[Excerpts from a figure dataset]
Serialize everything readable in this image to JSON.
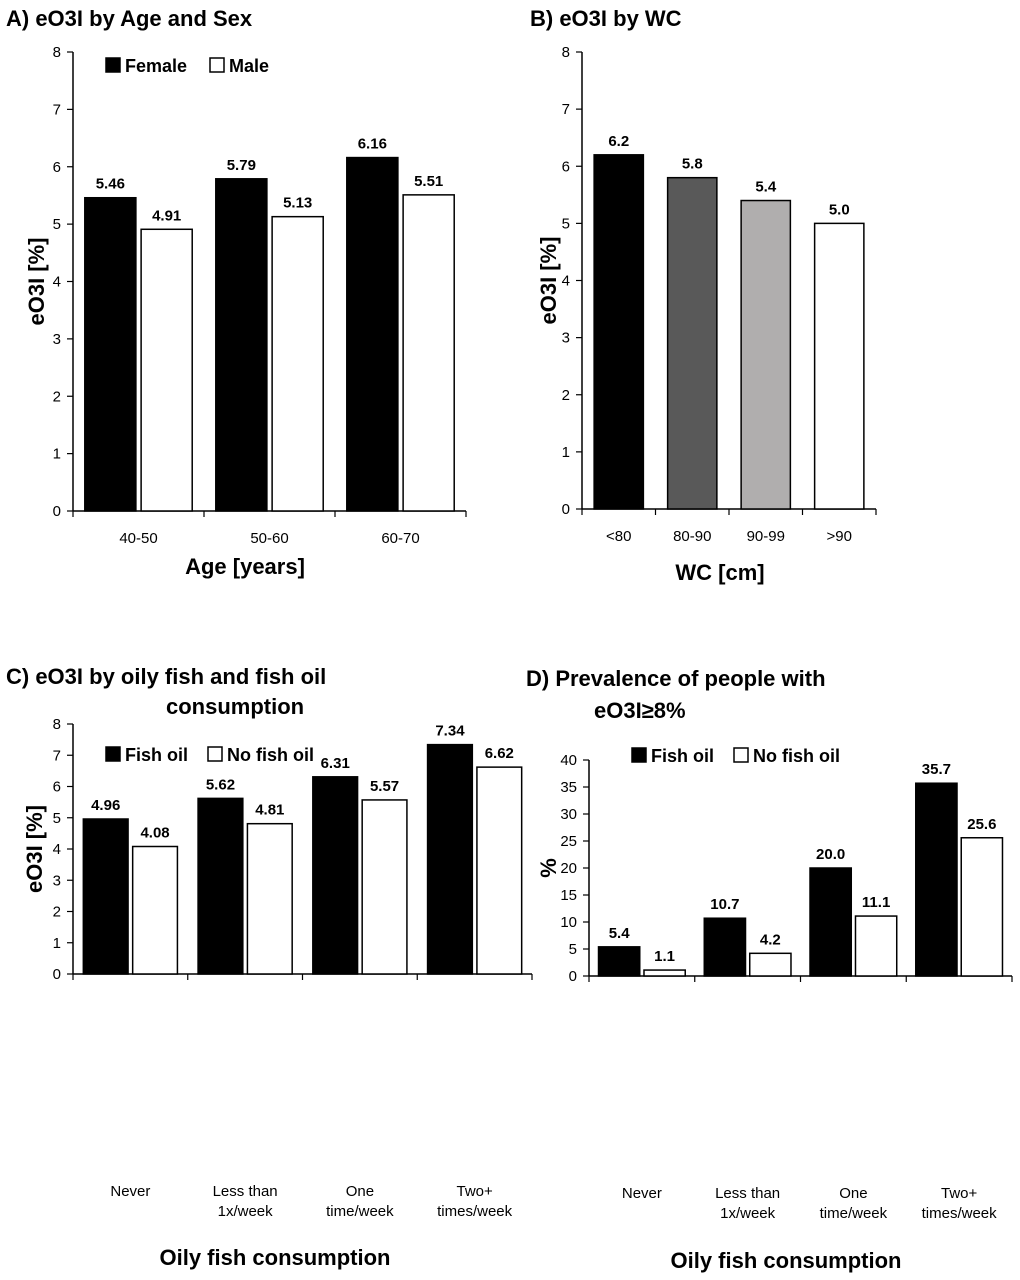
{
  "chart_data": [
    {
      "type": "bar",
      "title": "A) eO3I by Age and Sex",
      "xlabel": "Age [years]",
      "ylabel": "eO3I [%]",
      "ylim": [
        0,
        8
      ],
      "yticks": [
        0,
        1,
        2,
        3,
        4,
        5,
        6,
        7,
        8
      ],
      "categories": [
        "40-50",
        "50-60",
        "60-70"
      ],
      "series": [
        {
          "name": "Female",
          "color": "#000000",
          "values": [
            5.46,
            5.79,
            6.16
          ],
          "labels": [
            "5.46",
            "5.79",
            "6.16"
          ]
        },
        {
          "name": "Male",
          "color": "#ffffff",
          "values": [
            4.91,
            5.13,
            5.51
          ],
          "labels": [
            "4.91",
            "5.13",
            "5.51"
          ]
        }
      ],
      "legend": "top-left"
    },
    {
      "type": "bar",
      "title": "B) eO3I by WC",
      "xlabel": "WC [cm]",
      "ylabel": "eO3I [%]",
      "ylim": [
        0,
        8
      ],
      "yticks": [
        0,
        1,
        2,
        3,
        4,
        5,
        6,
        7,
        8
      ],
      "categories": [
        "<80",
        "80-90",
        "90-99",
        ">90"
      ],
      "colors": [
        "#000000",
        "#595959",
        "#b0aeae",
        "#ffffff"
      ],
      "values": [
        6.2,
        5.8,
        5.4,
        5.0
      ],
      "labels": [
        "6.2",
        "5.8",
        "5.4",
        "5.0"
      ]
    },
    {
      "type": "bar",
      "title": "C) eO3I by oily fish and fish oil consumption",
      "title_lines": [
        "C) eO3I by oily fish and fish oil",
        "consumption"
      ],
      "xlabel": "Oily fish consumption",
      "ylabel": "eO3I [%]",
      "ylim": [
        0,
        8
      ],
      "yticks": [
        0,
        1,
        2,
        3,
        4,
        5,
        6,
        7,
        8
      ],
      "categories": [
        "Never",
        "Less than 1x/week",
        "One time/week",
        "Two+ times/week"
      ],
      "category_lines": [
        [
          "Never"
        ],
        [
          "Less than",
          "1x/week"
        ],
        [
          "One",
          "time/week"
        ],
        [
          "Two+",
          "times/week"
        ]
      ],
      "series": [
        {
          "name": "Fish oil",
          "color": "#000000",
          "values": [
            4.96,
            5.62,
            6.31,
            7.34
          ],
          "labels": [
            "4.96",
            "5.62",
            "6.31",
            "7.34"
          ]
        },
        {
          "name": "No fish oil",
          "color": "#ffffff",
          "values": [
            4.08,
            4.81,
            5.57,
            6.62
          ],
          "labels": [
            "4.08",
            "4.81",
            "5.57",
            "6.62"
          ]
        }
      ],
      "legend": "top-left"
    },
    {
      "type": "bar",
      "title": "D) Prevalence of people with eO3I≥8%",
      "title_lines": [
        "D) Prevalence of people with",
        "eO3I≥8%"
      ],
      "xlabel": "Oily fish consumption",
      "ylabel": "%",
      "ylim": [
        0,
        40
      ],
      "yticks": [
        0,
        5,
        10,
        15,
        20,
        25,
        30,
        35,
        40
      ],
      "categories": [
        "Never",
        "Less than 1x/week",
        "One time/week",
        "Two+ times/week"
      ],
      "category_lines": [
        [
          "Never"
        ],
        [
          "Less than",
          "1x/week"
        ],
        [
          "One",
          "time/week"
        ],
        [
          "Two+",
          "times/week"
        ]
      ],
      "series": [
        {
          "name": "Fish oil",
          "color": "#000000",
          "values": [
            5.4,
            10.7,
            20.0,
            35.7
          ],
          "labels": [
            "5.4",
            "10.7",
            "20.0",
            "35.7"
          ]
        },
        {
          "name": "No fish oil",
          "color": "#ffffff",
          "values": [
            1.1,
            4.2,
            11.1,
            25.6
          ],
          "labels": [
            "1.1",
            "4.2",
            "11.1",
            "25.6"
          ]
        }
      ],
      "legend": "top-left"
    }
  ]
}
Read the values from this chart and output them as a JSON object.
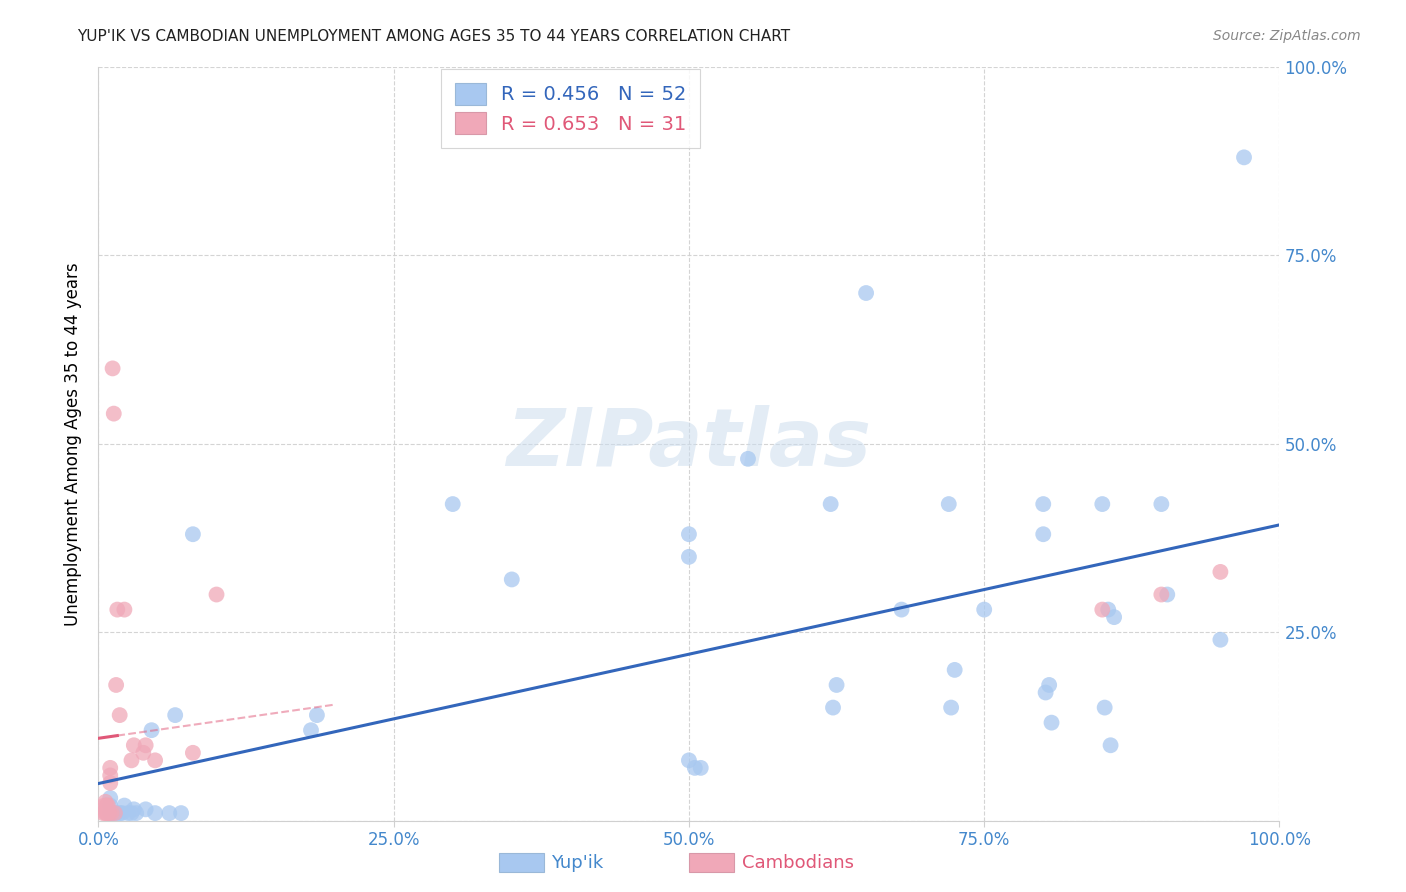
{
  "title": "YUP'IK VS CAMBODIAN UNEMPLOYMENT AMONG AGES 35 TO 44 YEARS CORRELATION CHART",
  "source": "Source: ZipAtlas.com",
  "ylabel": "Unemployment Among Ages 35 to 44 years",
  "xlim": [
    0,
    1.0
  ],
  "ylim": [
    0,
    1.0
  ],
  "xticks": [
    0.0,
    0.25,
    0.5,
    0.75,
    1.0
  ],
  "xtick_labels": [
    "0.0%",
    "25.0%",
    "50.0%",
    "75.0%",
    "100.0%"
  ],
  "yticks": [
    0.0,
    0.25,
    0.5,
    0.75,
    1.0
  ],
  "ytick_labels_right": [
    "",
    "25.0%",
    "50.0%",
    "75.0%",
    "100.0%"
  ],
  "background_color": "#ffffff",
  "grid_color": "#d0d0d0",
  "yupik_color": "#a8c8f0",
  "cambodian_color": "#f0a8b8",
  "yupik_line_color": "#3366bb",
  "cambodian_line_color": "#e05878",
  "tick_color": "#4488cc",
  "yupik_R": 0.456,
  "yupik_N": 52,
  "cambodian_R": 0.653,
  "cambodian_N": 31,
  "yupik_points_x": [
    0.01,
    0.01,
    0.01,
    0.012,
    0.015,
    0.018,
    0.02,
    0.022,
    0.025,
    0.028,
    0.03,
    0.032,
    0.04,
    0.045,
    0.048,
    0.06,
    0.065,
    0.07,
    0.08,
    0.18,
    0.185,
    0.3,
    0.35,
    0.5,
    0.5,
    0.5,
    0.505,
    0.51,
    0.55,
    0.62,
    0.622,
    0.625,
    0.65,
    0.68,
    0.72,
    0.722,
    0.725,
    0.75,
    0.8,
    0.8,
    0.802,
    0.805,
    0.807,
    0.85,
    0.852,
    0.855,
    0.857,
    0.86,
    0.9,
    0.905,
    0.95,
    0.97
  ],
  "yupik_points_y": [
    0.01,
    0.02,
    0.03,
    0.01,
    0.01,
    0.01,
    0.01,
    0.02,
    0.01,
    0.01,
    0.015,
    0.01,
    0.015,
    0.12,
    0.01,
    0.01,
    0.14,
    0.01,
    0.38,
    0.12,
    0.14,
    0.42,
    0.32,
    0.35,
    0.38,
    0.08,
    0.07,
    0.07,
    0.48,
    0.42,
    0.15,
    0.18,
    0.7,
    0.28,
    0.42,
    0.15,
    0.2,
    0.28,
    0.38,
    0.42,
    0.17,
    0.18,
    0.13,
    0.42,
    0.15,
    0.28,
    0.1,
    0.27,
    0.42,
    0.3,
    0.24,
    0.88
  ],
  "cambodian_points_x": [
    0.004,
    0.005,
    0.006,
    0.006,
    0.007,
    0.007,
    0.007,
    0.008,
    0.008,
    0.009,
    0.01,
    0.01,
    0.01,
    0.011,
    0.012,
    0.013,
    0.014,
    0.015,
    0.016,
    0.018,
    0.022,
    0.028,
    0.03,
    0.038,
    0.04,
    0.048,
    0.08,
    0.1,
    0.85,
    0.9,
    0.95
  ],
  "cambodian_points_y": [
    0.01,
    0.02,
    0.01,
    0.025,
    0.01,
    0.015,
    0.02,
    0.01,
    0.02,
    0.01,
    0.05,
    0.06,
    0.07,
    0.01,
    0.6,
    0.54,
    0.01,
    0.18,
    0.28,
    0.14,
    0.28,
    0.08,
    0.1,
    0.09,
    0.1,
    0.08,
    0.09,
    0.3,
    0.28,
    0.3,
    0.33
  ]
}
...
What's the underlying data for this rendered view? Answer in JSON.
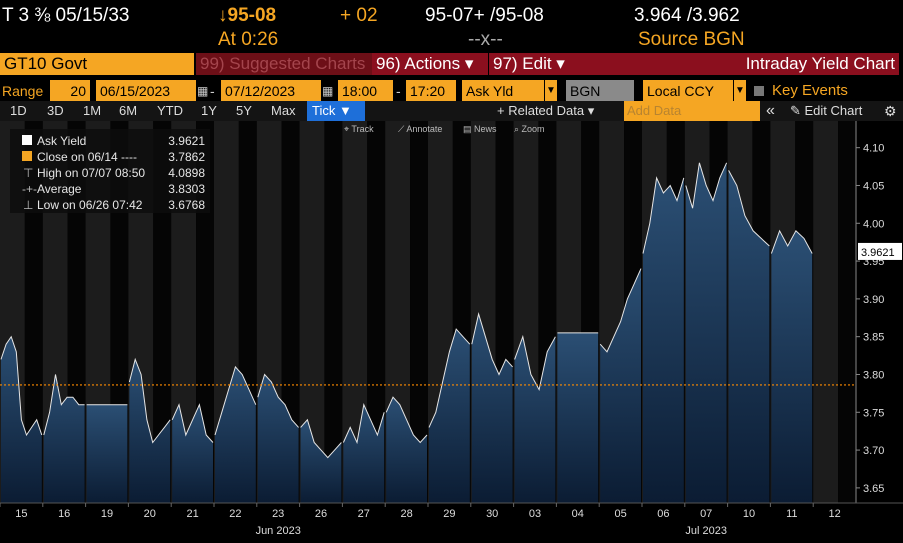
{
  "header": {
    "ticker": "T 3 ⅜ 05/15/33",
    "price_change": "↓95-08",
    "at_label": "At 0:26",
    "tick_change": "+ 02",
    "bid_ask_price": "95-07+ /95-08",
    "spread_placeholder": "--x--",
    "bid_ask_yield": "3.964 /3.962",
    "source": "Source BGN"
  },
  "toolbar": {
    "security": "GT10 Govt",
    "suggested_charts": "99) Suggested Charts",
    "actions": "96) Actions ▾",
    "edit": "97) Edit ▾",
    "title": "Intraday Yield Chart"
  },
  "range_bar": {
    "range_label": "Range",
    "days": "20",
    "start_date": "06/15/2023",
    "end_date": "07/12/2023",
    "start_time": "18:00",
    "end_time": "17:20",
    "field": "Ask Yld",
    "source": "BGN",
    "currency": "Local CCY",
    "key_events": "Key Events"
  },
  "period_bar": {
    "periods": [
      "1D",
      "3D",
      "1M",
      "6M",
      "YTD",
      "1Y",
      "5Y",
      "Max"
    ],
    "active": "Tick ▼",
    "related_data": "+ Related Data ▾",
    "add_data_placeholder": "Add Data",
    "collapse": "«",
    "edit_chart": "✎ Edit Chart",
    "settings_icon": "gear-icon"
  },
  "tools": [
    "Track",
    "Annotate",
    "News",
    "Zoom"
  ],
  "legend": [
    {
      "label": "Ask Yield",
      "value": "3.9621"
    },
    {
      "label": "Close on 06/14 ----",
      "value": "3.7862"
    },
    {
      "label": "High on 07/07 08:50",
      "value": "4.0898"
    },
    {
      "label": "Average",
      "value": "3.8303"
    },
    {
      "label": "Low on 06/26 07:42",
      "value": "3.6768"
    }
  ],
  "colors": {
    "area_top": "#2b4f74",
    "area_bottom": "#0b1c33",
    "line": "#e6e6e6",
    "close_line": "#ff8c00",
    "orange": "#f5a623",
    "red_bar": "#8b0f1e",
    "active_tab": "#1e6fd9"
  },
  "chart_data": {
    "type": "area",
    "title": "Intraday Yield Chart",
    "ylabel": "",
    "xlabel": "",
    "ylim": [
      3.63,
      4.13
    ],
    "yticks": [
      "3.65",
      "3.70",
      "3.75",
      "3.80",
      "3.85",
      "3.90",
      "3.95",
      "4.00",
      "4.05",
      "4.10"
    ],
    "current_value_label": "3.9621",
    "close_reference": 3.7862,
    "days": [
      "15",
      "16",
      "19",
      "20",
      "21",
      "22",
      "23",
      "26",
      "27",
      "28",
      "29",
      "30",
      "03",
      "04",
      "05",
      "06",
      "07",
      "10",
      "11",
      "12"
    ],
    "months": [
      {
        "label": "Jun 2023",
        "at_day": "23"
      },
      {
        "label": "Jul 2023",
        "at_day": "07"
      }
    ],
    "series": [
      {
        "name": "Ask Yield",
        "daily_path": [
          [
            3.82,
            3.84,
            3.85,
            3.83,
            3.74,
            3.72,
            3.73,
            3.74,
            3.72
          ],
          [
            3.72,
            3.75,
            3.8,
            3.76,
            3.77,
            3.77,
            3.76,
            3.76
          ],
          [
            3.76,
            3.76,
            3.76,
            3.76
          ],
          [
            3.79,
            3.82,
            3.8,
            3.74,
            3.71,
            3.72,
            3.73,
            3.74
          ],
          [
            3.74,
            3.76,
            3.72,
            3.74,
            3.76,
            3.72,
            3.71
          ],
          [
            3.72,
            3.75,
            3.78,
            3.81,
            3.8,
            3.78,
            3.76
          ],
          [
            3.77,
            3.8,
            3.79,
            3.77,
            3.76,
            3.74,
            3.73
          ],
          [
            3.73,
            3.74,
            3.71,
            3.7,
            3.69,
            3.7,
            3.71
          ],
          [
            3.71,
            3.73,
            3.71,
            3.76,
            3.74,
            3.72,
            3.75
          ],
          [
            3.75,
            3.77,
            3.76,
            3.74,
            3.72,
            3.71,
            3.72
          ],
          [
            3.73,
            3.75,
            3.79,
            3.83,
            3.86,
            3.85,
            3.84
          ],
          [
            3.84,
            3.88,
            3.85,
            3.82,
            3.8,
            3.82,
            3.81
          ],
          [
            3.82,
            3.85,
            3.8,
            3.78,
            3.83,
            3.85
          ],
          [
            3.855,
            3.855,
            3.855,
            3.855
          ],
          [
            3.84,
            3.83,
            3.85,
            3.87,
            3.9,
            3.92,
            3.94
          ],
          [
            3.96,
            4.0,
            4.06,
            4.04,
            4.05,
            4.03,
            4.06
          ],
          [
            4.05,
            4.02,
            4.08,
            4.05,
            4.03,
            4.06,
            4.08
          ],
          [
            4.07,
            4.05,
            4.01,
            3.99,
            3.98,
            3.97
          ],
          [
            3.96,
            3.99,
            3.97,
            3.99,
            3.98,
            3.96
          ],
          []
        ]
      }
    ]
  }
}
==
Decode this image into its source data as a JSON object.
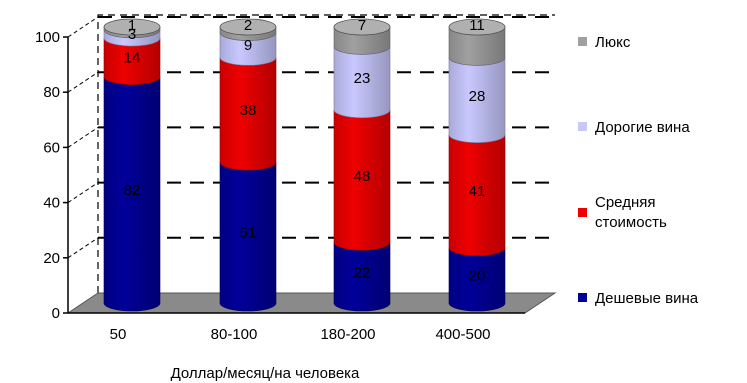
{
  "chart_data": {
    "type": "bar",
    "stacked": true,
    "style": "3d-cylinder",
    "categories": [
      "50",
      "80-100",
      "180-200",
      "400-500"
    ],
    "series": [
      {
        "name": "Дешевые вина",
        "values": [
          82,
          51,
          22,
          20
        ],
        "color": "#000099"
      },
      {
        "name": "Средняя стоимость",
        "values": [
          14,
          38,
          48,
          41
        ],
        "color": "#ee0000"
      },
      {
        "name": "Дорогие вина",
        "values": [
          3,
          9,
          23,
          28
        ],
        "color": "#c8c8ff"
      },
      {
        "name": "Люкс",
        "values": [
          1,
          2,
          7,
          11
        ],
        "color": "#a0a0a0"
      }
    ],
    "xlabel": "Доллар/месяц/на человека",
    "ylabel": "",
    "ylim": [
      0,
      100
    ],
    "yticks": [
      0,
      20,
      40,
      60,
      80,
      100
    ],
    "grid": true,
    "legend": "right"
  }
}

Short exercise
Go through the records. Copy each line where "вина" appears.

Final result
        "name": "Дешевые вина",
        "name": "Дорогие вина",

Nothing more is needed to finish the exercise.